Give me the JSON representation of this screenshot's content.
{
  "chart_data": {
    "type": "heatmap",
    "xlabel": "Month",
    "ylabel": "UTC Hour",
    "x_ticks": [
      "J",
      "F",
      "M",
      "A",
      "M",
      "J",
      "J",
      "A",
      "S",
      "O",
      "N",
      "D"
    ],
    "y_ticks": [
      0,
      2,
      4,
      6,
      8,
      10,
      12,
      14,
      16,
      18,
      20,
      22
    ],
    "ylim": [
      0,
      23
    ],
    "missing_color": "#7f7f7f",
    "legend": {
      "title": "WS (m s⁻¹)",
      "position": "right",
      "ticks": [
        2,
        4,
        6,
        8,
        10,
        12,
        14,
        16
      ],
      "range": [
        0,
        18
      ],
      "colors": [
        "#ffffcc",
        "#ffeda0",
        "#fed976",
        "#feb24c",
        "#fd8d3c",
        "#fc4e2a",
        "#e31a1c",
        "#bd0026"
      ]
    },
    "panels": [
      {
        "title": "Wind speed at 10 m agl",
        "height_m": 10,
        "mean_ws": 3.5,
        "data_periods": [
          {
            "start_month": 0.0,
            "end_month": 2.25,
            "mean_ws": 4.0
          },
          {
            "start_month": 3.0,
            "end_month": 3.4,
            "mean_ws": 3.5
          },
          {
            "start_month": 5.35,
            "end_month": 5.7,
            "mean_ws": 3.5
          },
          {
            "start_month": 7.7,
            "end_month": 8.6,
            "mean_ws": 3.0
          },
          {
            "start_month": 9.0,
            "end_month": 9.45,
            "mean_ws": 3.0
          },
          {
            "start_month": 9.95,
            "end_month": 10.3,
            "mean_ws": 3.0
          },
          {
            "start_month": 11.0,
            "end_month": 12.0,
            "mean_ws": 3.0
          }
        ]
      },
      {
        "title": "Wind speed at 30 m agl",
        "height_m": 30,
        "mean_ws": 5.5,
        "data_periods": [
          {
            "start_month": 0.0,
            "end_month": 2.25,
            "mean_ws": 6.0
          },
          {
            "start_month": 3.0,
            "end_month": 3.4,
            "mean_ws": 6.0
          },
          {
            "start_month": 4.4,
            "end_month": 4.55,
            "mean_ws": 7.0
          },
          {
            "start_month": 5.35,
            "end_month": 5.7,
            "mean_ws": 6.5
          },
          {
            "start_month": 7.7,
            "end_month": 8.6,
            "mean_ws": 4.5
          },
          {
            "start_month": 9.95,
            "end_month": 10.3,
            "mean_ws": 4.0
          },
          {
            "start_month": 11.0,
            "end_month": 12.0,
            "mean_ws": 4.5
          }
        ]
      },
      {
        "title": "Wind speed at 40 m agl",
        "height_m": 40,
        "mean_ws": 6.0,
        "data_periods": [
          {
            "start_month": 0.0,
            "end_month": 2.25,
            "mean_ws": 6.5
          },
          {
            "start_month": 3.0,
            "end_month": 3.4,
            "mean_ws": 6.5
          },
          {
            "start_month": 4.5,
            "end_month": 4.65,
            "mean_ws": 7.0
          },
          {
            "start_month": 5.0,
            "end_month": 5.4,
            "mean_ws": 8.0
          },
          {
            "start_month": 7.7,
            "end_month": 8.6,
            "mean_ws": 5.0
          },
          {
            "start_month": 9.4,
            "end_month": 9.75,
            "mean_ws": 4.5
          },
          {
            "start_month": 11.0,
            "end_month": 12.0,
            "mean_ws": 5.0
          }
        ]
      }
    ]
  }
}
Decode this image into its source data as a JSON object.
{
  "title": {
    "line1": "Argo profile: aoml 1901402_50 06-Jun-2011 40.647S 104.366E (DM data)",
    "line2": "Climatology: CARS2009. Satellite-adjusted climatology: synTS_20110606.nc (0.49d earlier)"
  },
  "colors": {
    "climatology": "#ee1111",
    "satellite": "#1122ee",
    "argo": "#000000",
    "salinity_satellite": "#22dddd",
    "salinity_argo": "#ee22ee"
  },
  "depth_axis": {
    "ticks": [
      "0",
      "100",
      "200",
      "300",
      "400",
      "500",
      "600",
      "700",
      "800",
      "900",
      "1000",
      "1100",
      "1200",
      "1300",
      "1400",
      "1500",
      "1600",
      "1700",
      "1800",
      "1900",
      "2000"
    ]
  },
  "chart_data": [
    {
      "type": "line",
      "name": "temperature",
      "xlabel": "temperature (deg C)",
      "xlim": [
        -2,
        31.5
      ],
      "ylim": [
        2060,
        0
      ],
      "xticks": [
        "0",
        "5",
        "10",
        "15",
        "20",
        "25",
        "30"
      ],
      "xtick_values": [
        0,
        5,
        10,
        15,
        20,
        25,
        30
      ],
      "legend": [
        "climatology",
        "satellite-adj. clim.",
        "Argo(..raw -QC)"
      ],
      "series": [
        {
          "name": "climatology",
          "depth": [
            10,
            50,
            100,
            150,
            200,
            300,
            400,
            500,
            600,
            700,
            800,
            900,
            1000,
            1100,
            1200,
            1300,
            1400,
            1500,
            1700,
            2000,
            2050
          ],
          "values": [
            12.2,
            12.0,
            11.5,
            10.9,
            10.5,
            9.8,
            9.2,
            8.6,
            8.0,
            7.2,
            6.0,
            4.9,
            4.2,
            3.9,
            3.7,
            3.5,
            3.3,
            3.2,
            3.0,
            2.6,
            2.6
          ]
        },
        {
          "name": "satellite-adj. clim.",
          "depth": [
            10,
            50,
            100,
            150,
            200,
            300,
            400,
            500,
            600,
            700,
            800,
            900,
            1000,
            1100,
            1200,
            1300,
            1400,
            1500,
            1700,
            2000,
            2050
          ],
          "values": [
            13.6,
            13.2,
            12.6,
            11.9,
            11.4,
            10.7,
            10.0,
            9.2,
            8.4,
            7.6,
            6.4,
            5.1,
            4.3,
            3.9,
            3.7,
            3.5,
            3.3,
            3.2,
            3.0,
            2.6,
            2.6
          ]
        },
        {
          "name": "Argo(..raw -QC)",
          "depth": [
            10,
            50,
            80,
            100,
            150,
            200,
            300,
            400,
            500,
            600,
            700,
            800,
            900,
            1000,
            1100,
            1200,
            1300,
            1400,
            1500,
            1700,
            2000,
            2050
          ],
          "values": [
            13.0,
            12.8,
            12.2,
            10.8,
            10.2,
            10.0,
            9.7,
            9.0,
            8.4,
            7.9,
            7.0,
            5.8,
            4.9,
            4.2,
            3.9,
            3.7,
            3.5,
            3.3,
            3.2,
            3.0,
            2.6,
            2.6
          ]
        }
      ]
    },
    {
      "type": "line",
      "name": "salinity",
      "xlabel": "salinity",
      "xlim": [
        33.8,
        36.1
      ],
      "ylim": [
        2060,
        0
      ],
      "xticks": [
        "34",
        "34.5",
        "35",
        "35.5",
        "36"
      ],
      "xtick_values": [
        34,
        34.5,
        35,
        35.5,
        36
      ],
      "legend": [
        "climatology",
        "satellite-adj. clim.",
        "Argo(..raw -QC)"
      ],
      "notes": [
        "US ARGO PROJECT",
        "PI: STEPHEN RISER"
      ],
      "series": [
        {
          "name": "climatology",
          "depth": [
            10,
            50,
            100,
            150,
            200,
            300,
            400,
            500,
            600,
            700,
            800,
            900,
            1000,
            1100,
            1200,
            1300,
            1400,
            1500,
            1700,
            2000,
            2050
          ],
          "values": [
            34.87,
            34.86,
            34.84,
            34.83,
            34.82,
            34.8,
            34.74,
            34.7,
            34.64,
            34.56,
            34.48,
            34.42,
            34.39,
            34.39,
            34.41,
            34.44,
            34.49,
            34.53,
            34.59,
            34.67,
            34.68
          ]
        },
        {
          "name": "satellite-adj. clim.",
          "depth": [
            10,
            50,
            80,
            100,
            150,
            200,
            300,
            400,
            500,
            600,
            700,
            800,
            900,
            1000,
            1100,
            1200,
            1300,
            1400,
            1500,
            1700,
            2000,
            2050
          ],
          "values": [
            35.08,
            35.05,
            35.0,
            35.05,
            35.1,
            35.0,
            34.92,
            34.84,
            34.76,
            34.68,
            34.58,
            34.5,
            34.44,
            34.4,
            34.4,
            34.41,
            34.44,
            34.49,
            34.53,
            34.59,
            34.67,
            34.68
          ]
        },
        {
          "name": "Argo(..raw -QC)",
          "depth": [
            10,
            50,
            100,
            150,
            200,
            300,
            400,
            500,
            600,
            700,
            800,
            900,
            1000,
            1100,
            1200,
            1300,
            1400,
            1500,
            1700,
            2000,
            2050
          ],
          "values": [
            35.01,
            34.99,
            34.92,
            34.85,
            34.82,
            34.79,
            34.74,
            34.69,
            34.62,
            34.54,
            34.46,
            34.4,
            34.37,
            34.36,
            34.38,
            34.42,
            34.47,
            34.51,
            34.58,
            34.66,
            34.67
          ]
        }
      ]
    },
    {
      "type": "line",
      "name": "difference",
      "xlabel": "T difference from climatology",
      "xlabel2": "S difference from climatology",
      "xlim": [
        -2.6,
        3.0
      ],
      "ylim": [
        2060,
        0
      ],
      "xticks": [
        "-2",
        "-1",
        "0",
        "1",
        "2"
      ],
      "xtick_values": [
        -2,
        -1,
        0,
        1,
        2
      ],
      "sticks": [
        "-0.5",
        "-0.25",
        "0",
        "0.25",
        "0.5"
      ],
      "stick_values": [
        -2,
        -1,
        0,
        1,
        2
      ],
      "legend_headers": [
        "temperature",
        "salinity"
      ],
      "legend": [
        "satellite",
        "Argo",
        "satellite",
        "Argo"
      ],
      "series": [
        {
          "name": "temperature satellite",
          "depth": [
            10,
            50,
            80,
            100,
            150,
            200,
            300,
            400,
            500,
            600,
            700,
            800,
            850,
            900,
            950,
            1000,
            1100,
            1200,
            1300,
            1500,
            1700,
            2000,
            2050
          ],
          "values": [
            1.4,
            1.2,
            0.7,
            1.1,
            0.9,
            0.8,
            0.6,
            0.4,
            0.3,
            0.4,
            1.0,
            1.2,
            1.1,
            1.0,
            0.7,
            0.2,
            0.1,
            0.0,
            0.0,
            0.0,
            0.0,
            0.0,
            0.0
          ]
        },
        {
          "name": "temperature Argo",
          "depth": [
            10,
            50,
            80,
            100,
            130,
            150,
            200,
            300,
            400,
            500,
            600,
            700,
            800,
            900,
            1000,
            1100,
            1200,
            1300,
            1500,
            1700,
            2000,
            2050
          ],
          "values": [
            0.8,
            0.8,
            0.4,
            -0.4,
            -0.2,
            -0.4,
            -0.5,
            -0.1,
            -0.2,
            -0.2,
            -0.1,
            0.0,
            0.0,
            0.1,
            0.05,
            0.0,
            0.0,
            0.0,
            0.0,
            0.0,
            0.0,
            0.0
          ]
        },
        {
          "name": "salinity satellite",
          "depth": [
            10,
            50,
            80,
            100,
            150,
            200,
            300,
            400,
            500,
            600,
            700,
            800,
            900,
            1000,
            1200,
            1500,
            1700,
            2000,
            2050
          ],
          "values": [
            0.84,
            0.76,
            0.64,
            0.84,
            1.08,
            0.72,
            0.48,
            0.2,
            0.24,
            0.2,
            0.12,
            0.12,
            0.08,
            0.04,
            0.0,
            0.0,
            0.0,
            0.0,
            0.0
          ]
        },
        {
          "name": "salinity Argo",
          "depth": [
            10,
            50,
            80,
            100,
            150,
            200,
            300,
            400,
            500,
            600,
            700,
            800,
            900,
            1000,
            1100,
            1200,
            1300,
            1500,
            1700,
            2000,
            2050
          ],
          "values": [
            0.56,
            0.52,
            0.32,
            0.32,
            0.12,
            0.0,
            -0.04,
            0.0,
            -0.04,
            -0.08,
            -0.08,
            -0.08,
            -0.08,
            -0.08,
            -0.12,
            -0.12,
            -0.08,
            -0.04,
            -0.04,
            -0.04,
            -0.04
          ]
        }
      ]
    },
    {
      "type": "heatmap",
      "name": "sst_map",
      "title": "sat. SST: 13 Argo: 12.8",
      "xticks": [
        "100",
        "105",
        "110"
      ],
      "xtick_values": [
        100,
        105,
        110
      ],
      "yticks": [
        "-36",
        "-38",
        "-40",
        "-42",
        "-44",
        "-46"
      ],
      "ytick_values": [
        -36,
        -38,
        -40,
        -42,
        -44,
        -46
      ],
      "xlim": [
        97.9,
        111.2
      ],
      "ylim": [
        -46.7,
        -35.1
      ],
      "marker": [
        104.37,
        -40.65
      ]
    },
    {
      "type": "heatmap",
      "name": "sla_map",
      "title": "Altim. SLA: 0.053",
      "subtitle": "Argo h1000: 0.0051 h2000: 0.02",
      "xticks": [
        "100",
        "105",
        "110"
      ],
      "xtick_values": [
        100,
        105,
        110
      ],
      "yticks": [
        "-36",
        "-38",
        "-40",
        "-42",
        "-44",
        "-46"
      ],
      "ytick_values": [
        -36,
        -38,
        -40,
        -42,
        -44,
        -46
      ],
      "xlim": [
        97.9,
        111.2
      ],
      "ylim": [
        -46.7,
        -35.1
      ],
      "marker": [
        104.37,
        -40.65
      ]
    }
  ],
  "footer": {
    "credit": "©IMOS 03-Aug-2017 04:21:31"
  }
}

» What to work on
Work through the records above line by line and count those that hold the string "this". Give only the result.

» Response below
2